* begin *

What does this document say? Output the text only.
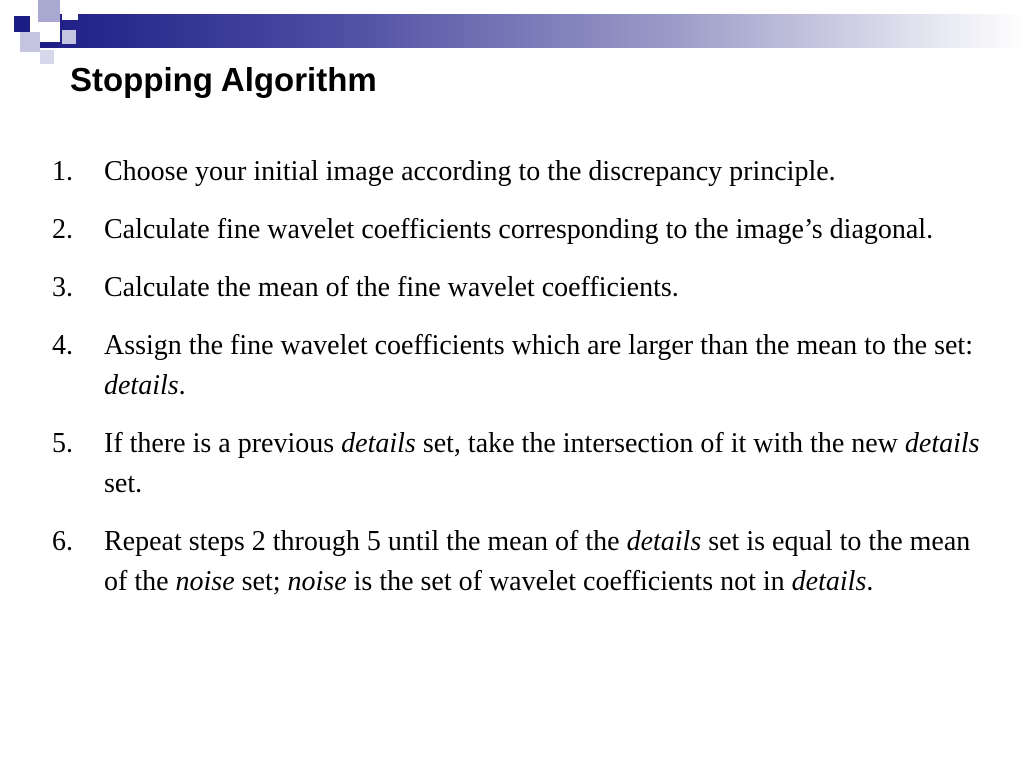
Stopping Algorithm
1. Choose your initial image according to the discrepancy principle.
2. Calculate fine wavelet coefficients corresponding to the image’s diagonal.
3. Calculate the mean of the fine wavelet coefficients.
4. Assign the fine wavelet coefficients which are larger than the mean to the set: details.
5. If there is a previous details set, take the intersection of it with the new details set.
6. Repeat steps 2 through 5 until the mean of the details set is equal to the mean of the noise set; noise is the set of wavelet coefficients not in details.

* end *

Exercise: Extract every line above containing the word "Calculate".

The reply:
2. Calculate fine wavelet coefficients corresponding to the image’s diagonal.
3. Calculate the mean of the fine wavelet coefficients.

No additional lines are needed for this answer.